> **WHAT THE TASK ASKS**:
Copy out every line of the entries below word for word, leaving each one unchanged.

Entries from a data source
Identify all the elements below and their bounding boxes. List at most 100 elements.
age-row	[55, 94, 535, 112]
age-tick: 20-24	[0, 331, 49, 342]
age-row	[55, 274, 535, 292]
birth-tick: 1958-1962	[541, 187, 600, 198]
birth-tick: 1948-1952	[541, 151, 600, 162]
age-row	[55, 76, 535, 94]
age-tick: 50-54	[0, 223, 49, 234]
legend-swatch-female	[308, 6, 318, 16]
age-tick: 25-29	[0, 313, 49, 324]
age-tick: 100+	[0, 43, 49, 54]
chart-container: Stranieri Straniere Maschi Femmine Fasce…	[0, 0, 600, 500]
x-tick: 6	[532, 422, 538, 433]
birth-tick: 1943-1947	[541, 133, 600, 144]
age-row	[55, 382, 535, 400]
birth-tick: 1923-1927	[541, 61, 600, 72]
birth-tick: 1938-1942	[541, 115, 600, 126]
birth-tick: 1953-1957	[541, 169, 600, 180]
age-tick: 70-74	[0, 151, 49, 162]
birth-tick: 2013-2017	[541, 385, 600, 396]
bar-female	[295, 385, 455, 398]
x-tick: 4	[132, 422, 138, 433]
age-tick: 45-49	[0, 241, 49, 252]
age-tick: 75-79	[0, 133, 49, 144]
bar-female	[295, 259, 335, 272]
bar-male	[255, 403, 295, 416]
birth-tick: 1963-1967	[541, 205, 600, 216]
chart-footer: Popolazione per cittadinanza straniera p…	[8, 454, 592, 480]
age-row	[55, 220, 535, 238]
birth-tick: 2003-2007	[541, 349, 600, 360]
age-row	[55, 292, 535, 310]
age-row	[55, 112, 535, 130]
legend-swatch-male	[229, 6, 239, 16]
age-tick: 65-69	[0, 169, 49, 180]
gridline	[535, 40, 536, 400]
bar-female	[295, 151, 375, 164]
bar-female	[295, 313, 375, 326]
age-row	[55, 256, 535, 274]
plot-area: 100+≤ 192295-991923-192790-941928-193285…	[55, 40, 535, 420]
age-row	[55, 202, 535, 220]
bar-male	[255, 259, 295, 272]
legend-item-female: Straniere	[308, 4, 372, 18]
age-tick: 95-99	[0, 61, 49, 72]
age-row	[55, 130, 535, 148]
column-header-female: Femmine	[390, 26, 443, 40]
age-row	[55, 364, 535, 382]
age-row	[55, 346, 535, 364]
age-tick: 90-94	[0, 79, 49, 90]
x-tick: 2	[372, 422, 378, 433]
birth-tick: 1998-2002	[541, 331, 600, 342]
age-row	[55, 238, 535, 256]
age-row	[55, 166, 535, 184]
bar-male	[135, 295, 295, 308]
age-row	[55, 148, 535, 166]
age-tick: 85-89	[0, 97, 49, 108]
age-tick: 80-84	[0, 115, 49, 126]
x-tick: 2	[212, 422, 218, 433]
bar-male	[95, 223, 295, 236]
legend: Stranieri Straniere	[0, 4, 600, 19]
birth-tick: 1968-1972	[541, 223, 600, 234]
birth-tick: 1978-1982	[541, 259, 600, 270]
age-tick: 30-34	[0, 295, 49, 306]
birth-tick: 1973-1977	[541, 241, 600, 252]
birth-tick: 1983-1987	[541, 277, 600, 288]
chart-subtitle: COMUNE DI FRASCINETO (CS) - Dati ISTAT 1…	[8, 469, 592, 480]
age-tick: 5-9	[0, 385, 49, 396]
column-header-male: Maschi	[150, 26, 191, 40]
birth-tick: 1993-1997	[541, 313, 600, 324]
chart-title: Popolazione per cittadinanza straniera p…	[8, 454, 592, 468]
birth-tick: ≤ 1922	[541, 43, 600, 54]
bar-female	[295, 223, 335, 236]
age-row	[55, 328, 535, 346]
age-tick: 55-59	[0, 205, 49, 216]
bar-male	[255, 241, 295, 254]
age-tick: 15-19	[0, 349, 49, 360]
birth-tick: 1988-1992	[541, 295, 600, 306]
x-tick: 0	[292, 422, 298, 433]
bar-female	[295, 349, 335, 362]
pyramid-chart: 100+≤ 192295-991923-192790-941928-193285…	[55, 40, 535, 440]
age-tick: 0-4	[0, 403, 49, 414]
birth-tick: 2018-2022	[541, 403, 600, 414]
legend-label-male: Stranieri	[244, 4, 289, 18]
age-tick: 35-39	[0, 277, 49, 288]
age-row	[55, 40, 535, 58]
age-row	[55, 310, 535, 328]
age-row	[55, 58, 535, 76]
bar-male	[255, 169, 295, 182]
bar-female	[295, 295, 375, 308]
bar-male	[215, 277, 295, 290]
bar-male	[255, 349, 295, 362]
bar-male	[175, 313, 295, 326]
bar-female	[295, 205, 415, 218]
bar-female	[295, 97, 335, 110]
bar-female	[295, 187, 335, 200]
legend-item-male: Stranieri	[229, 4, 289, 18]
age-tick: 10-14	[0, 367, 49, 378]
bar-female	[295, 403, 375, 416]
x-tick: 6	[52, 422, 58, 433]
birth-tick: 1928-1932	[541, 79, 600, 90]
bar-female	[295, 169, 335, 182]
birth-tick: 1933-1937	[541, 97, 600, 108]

> **FINAL ANSWER**:
Identify all the elements below and their bounding boxes. List at most 100 elements.
age-row	[55, 94, 535, 112]
age-tick: 20-24	[0, 331, 49, 342]
age-row	[55, 274, 535, 292]
birth-tick: 1958-1962	[541, 187, 600, 198]
birth-tick: 1948-1952	[541, 151, 600, 162]
age-row	[55, 76, 535, 94]
age-tick: 50-54	[0, 223, 49, 234]
legend-swatch-female	[308, 6, 318, 16]
age-tick: 25-29	[0, 313, 49, 324]
age-tick: 100+	[0, 43, 49, 54]
chart-container: Stranieri Straniere Maschi Femmine Fasce…	[0, 0, 600, 500]
x-tick: 6	[532, 422, 538, 433]
birth-tick: 1943-1947	[541, 133, 600, 144]
age-row	[55, 382, 535, 400]
birth-tick: 1923-1927	[541, 61, 600, 72]
birth-tick: 1938-1942	[541, 115, 600, 126]
birth-tick: 1953-1957	[541, 169, 600, 180]
age-tick: 70-74	[0, 151, 49, 162]
birth-tick: 2013-2017	[541, 385, 600, 396]
bar-female	[295, 385, 455, 398]
x-tick: 4	[132, 422, 138, 433]
age-tick: 45-49	[0, 241, 49, 252]
age-tick: 75-79	[0, 133, 49, 144]
bar-female	[295, 259, 335, 272]
bar-male	[255, 403, 295, 416]
birth-tick: 1963-1967	[541, 205, 600, 216]
chart-footer: Popolazione per cittadinanza straniera p…	[8, 454, 592, 480]
age-row	[55, 220, 535, 238]
birth-tick: 2003-2007	[541, 349, 600, 360]
age-row	[55, 292, 535, 310]
age-row	[55, 112, 535, 130]
legend-swatch-male	[229, 6, 239, 16]
age-tick: 65-69	[0, 169, 49, 180]
gridline	[535, 40, 536, 400]
bar-female	[295, 151, 375, 164]
bar-female	[295, 313, 375, 326]
age-row	[55, 256, 535, 274]
plot-area: 100+≤ 192295-991923-192790-941928-193285…	[55, 40, 535, 420]
age-row	[55, 202, 535, 220]
bar-male	[255, 259, 295, 272]
legend-item-female: Straniere	[308, 4, 372, 18]
age-tick: 95-99	[0, 61, 49, 72]
age-row	[55, 130, 535, 148]
column-header-female: Femmine	[390, 26, 443, 40]
age-row	[55, 364, 535, 382]
age-row	[55, 346, 535, 364]
age-tick: 90-94	[0, 79, 49, 90]
x-tick: 2	[372, 422, 378, 433]
birth-tick: 1998-2002	[541, 331, 600, 342]
age-row	[55, 238, 535, 256]
age-row	[55, 166, 535, 184]
bar-male	[135, 295, 295, 308]
age-row	[55, 148, 535, 166]
age-tick: 85-89	[0, 97, 49, 108]
age-tick: 80-84	[0, 115, 49, 126]
x-tick: 2	[212, 422, 218, 433]
bar-male	[95, 223, 295, 236]
legend: Stranieri Straniere	[0, 4, 600, 19]
birth-tick: 1968-1972	[541, 223, 600, 234]
birth-tick: 1978-1982	[541, 259, 600, 270]
age-tick: 30-34	[0, 295, 49, 306]
birth-tick: 1973-1977	[541, 241, 600, 252]
birth-tick: 1983-1987	[541, 277, 600, 288]
chart-subtitle: COMUNE DI FRASCINETO (CS) - Dati ISTAT 1…	[8, 469, 592, 480]
age-tick: 5-9	[0, 385, 49, 396]
column-header-male: Maschi	[150, 26, 191, 40]
birth-tick: 1993-1997	[541, 313, 600, 324]
chart-title: Popolazione per cittadinanza straniera p…	[8, 454, 592, 468]
birth-tick: ≤ 1922	[541, 43, 600, 54]
bar-female	[295, 223, 335, 236]
age-row	[55, 328, 535, 346]
age-tick: 55-59	[0, 205, 49, 216]
bar-male	[255, 241, 295, 254]
age-tick: 15-19	[0, 349, 49, 360]
birth-tick: 1988-1992	[541, 295, 600, 306]
x-tick: 0	[292, 422, 298, 433]
bar-female	[295, 349, 335, 362]
pyramid-chart: 100+≤ 192295-991923-192790-941928-193285…	[55, 40, 535, 440]
age-tick: 0-4	[0, 403, 49, 414]
birth-tick: 2018-2022	[541, 403, 600, 414]
legend-label-male: Stranieri	[244, 4, 289, 18]
age-tick: 35-39	[0, 277, 49, 288]
age-row	[55, 40, 535, 58]
age-row	[55, 310, 535, 328]
age-row	[55, 58, 535, 76]
bar-male	[255, 169, 295, 182]
bar-female	[295, 295, 375, 308]
bar-male	[215, 277, 295, 290]
bar-male	[255, 349, 295, 362]
bar-male	[175, 313, 295, 326]
bar-female	[295, 205, 415, 218]
bar-female	[295, 97, 335, 110]
bar-female	[295, 187, 335, 200]
legend-item-male: Stranieri	[229, 4, 289, 18]
age-tick: 10-14	[0, 367, 49, 378]
bar-female	[295, 403, 375, 416]
x-tick: 6	[52, 422, 58, 433]
birth-tick: 1928-1932	[541, 79, 600, 90]
bar-female	[295, 169, 335, 182]
birth-tick: 1933-1937	[541, 97, 600, 108]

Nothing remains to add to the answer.